» **Aim**: Which lines hold the word "Wüste"? Copy each of them.

_ _ _ _ _

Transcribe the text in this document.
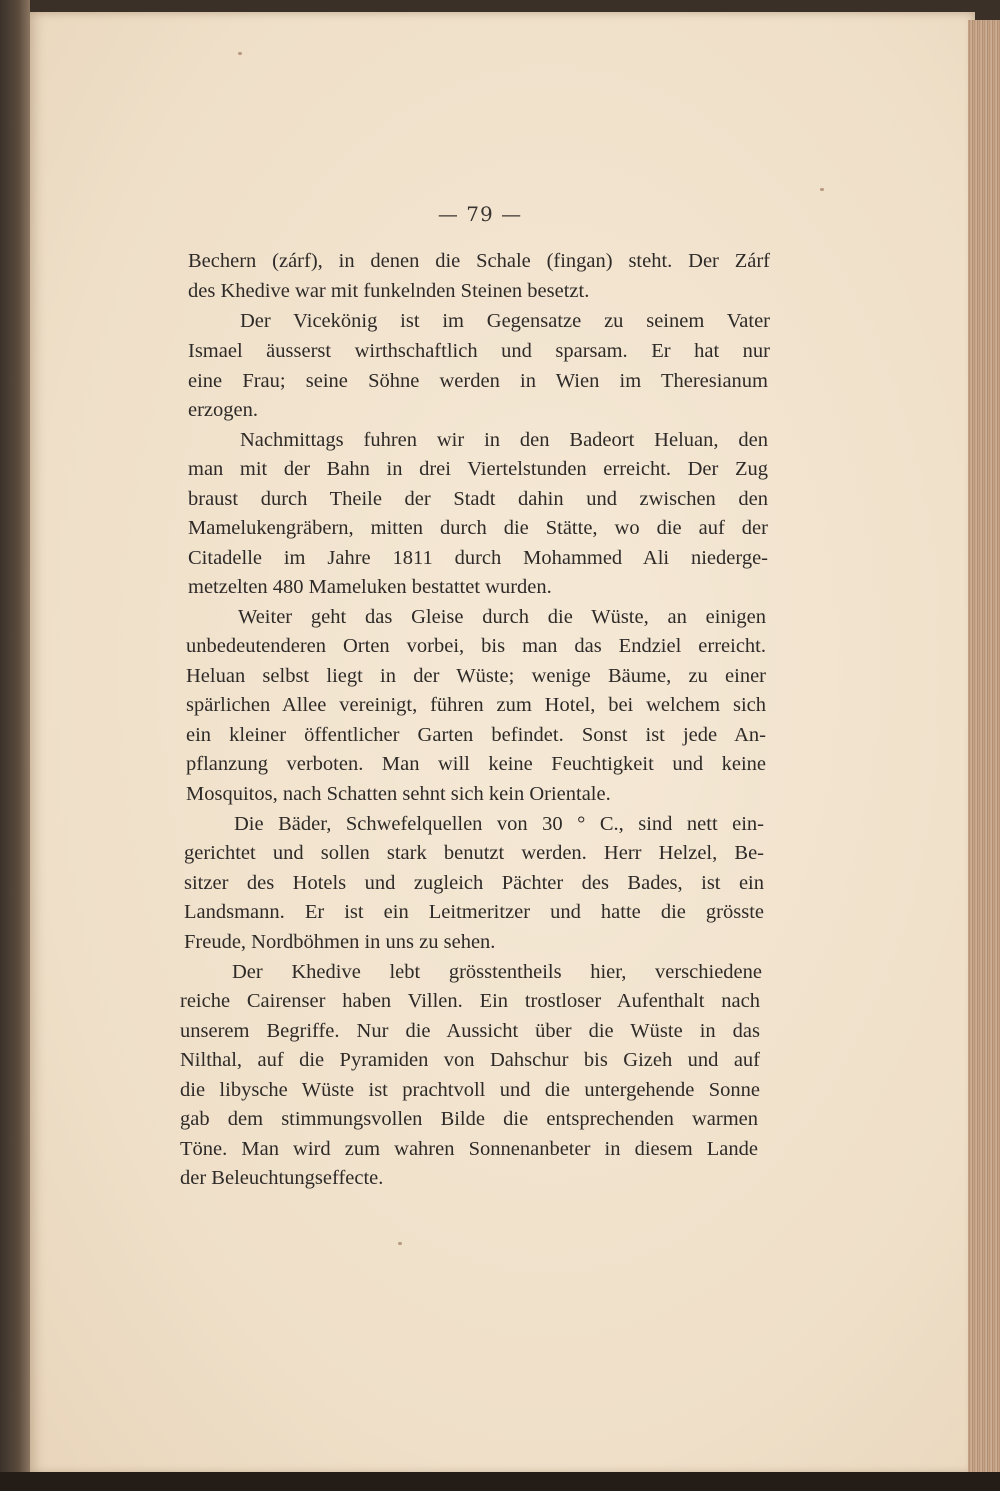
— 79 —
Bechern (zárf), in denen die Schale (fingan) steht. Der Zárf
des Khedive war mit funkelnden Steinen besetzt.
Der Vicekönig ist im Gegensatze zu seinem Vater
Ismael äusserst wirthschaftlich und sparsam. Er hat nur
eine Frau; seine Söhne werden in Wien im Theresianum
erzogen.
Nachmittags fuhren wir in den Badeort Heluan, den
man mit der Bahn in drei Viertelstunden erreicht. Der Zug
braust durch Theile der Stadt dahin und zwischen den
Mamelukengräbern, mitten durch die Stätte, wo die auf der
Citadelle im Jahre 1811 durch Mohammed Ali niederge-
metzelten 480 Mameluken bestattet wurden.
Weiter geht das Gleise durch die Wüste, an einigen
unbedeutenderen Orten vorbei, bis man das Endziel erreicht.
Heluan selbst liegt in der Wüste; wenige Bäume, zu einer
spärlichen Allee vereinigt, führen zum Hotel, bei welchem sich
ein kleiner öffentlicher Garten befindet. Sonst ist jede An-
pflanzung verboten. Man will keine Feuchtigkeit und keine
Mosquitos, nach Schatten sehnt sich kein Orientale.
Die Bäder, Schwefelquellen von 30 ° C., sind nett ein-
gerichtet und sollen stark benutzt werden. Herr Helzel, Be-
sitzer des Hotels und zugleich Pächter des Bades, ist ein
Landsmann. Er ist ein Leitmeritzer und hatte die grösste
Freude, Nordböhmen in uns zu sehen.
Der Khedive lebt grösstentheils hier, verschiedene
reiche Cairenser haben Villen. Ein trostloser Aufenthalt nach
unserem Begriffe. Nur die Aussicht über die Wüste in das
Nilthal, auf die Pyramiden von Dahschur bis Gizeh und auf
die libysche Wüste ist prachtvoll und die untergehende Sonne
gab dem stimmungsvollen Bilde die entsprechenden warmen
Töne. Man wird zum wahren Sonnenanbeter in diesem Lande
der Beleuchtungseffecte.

_ _ _ _ _

» **Output of the exercise**:
Weiter geht das Gleise durch die Wüste, an einigen
Heluan selbst liegt in der Wüste; wenige Bäume, zu einer
unserem Begriffe. Nur die Aussicht über die Wüste in das
die libysche Wüste ist prachtvoll und die untergehende Sonne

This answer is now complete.